### SOURCE MATERIAL
──────────────────────────────

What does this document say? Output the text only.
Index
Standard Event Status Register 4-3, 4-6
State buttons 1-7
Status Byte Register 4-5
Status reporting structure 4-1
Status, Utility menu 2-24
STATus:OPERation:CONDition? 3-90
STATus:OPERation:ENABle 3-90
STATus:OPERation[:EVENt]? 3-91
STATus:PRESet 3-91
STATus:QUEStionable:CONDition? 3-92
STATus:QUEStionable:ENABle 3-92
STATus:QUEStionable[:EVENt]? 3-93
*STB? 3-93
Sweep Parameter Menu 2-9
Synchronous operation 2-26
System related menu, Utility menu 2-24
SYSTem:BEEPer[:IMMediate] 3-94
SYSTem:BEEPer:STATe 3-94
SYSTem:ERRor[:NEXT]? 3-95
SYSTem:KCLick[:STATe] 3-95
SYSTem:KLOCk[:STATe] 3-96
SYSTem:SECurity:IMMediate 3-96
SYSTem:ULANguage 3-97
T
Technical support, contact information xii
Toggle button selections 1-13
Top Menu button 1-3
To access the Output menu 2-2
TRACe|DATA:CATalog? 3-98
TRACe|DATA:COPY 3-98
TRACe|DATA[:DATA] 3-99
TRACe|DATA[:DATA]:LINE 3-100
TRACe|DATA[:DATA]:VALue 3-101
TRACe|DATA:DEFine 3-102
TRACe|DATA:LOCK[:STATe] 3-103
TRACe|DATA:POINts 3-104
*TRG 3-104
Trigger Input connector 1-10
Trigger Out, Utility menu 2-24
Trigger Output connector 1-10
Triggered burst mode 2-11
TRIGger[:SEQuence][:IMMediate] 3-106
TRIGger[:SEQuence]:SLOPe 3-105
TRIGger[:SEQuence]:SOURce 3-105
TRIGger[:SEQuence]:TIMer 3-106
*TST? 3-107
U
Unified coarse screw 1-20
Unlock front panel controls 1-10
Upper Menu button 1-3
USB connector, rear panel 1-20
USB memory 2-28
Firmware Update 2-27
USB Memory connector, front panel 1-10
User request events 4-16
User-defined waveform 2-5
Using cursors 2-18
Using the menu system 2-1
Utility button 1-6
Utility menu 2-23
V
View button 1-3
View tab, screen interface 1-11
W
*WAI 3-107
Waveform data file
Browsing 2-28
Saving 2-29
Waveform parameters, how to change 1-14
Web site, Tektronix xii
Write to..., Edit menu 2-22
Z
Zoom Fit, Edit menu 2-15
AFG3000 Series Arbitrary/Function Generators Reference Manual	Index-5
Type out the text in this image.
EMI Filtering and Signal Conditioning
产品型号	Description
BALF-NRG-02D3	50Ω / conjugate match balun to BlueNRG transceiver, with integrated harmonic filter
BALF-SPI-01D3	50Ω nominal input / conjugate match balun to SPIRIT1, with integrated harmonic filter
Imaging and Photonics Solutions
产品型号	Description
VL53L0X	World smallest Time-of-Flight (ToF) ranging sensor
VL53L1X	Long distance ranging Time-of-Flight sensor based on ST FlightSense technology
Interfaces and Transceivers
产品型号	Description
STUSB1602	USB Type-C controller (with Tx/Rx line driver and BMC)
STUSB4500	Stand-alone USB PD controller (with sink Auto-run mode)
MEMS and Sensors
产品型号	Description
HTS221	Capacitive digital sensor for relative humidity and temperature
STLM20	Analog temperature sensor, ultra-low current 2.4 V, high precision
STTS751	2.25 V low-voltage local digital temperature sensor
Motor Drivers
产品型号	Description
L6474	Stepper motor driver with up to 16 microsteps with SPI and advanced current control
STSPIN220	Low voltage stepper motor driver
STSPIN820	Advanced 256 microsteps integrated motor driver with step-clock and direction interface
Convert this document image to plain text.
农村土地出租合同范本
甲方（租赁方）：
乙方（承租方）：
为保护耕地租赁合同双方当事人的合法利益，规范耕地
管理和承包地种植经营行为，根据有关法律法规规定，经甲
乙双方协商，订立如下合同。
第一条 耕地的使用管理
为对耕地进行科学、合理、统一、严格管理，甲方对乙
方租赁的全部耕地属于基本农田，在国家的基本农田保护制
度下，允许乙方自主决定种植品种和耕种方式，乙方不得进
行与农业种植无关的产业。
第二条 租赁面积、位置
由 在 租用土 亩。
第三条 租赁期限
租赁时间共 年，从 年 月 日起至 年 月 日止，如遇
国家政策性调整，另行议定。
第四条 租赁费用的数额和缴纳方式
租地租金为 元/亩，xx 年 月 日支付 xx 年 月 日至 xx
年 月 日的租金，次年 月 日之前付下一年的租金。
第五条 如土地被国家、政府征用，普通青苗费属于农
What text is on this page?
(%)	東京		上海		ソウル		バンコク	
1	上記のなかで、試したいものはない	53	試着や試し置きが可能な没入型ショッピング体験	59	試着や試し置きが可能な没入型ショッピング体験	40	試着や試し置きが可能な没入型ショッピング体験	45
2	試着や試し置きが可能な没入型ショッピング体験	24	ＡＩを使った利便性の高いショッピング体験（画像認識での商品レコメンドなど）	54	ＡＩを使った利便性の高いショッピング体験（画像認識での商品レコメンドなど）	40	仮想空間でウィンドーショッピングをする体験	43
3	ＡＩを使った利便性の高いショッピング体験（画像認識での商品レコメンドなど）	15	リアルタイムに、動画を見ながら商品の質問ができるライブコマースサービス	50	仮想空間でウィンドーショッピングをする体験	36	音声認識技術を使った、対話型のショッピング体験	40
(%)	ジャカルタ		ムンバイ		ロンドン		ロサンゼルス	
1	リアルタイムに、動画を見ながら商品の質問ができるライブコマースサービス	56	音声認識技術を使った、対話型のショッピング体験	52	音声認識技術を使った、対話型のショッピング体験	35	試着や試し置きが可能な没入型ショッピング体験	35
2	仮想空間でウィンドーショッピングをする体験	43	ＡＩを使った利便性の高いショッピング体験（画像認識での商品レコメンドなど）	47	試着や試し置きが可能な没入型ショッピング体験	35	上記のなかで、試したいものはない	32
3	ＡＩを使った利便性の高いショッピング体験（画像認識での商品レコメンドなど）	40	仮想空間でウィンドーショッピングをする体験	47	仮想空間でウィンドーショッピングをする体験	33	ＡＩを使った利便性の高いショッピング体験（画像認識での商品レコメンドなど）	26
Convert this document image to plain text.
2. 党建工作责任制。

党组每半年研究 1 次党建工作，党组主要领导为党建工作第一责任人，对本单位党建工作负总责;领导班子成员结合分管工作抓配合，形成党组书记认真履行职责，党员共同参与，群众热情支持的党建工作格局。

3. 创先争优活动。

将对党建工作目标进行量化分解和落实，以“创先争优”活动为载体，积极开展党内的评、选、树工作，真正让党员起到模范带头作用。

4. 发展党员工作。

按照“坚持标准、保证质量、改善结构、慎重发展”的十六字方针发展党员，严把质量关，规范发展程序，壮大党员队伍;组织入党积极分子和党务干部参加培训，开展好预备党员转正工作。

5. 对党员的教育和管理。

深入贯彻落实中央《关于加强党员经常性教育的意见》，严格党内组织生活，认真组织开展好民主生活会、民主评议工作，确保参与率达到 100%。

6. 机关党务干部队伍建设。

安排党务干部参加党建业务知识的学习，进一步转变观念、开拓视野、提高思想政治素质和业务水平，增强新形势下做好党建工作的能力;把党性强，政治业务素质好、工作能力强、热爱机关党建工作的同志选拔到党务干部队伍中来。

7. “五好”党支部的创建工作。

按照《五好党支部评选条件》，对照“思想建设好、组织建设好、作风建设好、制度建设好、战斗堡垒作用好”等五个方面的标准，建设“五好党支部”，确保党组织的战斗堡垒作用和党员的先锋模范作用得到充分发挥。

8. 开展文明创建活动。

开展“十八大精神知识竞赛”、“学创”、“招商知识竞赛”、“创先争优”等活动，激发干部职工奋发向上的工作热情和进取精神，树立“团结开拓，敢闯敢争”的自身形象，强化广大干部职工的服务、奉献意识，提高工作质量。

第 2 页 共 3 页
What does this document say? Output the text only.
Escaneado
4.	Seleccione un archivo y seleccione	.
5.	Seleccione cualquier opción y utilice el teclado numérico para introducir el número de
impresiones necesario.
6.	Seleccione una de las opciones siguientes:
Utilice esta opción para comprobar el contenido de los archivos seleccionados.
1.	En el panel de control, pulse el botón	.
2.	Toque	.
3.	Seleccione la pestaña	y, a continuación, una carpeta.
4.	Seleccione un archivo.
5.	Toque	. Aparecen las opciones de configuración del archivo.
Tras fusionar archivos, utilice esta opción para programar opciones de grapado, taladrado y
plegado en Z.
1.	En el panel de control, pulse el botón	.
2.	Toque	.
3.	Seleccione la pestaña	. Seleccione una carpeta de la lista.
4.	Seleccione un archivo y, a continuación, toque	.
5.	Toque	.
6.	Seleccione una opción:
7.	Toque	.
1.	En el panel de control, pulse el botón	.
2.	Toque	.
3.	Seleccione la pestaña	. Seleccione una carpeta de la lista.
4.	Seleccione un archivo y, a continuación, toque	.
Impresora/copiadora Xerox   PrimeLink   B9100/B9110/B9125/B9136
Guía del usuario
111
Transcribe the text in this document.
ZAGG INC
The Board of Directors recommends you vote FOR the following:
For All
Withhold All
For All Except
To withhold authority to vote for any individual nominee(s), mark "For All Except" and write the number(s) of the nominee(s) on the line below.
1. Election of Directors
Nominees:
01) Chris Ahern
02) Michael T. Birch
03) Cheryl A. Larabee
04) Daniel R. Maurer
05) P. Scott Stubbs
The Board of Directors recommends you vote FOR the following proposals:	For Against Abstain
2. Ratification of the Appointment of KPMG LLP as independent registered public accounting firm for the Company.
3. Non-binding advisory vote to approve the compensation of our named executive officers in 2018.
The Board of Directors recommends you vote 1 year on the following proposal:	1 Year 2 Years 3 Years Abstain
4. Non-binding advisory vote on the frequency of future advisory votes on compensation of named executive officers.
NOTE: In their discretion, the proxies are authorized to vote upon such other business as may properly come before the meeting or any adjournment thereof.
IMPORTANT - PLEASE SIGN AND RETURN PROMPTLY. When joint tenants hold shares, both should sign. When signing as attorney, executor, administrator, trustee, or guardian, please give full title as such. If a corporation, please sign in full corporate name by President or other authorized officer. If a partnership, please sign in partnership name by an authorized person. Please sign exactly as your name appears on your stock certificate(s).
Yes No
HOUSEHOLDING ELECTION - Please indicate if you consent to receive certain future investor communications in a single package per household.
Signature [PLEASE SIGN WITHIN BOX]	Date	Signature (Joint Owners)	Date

──────────────────────────────

### SHORT PROBLEM
Reply with the number of lines in the material above that contain "such", and nothing more.

### EXERCISE SOLUTION
2